• Text segment:
──────────

TerraClimate Grid to Line Interpolation#

Introduction#

In this example, the ClimateR-catalog (CRC), developed by Mike Johnson [Johnson, 2023] is used to discover a gridded dataset of interest. The CRC encompasses a wealth of data sources and the metadata required to simplify the process of grid-to-polygon area weighted intersections. The CRC here uses a json catalog uses a schema with common metadata for geospatial analysis. In the example presented here we use monthly water evaporation amount from the dataset TerraClimate [Abatzoglou et al., 2018].

Geo Data Processing Tools (gdptools)#

gdptools is a python package for calculating area-weighted statistics of grid-to-polygon. grid-to-line, and polygon-to-polygon interpolations. gdptools utilizes metadata from the OPeNDAP catalog to aid generalizing gdptools processing capabilities. There are also methods for calculating area-weighted statistics for any gridded dataset that can be opened by xarray, however some of the metadata encapsulated in the json entries will have to be added by the user. Examples can be found in Non-Catalog Examples.

Open Source Python Tools#

  • xarray: Package to work with labelled multi-dimensional arrays.

  • geopandas: Package to work with geospatial data.

Data#

  • gridMET: A dataset of daily high-spatial resolution (~4-km, 1/24th degree) surface meteorological data covering the contiguous US from 1979-yesterday.

  • NHDPlus_V2: National Hydrography Dataset Plus Version 2, a selection of flowline geometries from HUC 0708

Maintenance Schedule#

  • The intent of this notebook is simply a demonstration of an application or workflow. As we progress in the build-out of NGHF project tools, this notebook may be updated or replaced. There is no other planned maintenance at this time.

Description#

This workflow demonstrates the grid to line interpoltion functionality from the gdptools package. The purpose of this tool is to attribute gridded data to line geometries. This is done by interpolating points along each line geometry and extracting the underlaying gridded data values at those points. From this point values, statistics are calculated and attributed to the original input lines.

The inputs to the line interpolation tool are a Geopandas geodataframe containing the line geometries, and a Pandas dataframe containing information about the gridMET gridded data. The line interpolation tool can process multi-dimensional xarray data, outputing the statistics organized by each time segment. Also, multiple gridded datasets can be processed, so for the gridMET example, three different climate variables will be accessed and processed.

──────────

[Entries from a dataset]
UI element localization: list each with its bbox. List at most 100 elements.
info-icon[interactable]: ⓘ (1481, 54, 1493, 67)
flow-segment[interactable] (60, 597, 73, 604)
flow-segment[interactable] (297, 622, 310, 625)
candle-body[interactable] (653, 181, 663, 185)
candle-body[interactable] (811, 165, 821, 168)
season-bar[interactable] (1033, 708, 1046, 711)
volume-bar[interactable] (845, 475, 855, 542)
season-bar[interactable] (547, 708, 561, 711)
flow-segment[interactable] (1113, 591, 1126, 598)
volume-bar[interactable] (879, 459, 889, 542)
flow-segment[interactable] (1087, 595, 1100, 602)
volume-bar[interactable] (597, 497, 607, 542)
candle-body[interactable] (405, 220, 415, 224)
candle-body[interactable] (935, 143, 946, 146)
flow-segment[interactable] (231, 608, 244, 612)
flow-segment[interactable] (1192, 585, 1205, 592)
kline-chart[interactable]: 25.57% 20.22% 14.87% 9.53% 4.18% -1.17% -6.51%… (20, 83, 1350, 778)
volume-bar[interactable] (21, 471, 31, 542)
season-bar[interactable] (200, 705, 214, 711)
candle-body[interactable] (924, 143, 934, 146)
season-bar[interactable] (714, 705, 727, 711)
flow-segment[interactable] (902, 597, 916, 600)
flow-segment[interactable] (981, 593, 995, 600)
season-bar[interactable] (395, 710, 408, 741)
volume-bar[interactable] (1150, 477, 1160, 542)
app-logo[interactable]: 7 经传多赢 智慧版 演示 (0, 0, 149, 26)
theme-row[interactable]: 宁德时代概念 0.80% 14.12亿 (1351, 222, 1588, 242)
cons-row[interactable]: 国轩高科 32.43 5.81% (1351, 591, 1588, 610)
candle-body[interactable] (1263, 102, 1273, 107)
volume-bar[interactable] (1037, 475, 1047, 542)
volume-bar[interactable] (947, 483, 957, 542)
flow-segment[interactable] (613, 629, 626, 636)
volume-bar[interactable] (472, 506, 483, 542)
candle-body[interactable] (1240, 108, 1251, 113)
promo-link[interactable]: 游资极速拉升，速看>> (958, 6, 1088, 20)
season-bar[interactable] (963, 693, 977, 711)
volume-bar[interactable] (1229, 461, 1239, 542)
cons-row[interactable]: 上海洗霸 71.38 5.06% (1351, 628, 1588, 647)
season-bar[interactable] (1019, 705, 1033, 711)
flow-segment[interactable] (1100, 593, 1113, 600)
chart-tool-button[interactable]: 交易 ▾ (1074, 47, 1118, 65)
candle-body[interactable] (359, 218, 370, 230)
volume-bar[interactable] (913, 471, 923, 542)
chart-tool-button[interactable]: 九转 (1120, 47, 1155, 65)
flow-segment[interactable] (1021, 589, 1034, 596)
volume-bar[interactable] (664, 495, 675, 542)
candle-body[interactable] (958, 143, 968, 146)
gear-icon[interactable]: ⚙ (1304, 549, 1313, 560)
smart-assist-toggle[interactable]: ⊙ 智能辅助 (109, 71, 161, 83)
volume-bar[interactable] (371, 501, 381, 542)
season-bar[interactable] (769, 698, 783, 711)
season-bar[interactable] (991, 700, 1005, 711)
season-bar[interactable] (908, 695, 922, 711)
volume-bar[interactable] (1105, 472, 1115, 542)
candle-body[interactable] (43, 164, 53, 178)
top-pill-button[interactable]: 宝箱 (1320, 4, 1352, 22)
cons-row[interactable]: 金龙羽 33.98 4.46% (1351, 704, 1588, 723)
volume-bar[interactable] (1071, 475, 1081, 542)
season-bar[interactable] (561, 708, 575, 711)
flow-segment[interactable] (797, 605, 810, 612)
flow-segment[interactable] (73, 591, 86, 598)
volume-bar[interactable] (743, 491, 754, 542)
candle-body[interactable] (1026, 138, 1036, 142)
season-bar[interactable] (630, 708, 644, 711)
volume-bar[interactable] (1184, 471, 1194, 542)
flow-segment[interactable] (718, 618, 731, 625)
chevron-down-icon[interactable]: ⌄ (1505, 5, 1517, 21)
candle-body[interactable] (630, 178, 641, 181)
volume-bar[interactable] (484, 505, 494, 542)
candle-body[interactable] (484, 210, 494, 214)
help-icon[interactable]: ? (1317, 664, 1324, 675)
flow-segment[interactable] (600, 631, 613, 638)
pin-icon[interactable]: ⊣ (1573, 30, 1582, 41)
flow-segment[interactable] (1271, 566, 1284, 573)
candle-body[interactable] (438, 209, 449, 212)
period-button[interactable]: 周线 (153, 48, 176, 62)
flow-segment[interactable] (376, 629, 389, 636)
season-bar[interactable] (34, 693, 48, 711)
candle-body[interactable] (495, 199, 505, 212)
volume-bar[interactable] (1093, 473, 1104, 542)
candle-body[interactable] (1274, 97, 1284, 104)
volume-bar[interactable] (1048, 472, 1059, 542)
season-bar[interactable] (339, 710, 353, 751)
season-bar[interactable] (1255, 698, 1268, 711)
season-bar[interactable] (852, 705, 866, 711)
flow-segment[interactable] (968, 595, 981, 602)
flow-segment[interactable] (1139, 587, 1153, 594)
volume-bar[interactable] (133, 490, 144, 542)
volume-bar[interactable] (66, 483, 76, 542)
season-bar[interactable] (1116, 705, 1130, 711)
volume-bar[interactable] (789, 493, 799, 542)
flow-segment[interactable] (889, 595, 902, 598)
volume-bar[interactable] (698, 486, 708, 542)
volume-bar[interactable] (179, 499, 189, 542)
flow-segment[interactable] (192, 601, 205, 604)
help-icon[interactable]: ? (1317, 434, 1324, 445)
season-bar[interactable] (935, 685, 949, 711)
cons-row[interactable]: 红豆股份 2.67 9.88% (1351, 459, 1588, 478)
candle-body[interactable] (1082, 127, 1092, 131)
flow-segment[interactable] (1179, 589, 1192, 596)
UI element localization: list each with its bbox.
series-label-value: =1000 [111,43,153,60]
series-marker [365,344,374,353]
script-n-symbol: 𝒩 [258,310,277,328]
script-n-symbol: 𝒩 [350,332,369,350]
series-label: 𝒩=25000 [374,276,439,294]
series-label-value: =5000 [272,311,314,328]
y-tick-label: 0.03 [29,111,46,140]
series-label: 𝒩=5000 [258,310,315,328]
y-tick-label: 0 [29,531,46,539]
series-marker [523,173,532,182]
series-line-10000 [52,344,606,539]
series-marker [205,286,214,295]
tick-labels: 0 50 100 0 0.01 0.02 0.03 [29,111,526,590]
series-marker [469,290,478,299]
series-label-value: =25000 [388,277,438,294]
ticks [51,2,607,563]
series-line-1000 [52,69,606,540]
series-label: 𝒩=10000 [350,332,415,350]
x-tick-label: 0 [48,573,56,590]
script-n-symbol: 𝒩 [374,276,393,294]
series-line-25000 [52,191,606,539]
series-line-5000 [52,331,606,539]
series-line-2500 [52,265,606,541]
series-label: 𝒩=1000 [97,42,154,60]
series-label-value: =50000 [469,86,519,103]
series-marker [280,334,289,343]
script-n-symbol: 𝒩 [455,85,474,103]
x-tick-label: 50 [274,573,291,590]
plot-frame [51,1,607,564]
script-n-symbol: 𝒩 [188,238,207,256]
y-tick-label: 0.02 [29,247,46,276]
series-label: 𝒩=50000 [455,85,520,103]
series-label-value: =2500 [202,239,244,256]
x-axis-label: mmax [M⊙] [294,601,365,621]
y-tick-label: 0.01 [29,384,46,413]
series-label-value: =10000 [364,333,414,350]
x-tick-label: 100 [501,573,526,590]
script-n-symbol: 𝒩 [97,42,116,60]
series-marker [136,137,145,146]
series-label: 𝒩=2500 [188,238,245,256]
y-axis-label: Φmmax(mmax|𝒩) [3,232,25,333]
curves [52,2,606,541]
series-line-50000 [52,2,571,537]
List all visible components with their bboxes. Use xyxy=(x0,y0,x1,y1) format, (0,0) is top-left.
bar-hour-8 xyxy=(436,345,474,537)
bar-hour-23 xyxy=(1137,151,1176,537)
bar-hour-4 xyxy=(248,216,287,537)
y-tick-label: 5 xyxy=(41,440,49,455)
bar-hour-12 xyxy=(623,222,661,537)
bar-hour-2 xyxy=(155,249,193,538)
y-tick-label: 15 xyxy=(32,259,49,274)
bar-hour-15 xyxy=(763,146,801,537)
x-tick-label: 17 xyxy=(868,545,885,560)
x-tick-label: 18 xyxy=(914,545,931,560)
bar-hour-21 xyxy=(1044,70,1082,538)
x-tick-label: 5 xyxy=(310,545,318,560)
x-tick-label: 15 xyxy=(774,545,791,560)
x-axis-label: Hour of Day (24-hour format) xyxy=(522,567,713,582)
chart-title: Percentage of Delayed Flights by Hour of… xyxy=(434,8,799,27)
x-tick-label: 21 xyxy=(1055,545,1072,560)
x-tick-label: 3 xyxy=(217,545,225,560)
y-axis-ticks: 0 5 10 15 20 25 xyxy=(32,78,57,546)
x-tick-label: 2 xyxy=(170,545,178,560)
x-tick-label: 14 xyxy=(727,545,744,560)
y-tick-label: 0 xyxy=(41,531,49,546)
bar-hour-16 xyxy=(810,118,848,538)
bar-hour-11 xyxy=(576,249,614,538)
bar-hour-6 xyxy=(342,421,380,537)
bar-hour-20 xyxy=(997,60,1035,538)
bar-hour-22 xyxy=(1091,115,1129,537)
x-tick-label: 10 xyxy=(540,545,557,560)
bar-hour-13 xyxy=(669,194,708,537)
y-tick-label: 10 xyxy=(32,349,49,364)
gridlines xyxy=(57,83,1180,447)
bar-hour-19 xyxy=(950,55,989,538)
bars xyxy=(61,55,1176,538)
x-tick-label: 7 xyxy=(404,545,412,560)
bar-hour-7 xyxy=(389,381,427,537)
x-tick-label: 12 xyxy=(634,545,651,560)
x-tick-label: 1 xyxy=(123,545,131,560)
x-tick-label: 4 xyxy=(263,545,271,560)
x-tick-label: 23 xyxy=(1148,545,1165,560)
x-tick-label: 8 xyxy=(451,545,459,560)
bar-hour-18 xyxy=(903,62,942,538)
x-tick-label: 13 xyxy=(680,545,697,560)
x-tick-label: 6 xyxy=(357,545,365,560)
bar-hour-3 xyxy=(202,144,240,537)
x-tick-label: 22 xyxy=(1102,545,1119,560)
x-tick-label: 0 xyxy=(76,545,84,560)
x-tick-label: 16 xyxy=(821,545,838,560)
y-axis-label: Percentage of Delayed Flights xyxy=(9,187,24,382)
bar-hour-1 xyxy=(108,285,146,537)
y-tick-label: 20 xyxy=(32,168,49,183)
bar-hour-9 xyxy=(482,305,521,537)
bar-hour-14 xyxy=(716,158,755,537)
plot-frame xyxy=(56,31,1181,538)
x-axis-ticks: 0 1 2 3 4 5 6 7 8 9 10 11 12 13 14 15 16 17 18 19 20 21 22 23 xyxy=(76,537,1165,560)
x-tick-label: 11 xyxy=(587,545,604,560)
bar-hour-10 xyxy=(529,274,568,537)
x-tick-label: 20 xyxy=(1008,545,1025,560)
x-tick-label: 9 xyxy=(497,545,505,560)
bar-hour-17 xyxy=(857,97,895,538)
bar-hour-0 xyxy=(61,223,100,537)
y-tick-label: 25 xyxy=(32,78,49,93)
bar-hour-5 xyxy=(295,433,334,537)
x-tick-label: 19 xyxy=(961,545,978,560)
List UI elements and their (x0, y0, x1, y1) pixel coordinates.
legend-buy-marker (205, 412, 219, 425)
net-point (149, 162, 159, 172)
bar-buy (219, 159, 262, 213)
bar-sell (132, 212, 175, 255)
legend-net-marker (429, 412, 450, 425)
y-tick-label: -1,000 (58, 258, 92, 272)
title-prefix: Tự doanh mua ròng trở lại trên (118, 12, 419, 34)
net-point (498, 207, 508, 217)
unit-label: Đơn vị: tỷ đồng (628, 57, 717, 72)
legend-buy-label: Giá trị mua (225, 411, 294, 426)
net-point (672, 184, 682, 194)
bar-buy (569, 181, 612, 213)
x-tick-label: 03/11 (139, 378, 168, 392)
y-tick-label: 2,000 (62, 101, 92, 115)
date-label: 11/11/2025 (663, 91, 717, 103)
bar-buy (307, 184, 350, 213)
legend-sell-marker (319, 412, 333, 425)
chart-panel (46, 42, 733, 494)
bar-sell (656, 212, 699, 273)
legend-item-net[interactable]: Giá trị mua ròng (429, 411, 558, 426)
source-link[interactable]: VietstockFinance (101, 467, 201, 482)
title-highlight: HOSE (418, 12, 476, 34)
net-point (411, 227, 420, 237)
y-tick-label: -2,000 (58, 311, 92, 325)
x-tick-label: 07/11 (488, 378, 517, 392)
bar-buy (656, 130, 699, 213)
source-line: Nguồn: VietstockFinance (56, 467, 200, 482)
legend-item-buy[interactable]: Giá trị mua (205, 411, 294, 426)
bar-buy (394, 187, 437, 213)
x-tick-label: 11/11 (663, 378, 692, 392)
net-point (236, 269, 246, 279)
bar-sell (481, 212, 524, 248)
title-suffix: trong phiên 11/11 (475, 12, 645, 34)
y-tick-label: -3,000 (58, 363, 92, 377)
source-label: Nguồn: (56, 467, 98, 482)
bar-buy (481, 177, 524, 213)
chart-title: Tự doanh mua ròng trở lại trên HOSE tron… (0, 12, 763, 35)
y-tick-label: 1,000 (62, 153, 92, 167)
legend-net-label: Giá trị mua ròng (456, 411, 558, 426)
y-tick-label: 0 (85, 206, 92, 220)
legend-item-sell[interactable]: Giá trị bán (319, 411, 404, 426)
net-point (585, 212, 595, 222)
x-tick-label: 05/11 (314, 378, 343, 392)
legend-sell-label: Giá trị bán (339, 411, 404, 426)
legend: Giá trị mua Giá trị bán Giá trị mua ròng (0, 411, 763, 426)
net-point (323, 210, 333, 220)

──────────

• Written problem: Reproduce the TerraClimate interpolation page between "Geo Data Processing" and "in Non-Catalog Examples.", inclusive, renaming "area-weighted statistics" to "area-weighted summaries" throughout.

• The reply:
Geo Data Processing Tools (gdptools)#

gdptools is a python package for calculating area-weighted summaries of grid-to-polygon. grid-to-line, and polygon-to-polygon interpolations. gdptools utilizes metadata from the OPeNDAP catalog to aid generalizing gdptools processing capabilities. There are also methods for calculating area-weighted summaries for any gridded dataset that can be opened by xarray, however some of the metadata encapsulated in the json entries will have to be added by the user. Examples can be found in Non-Catalog Examples.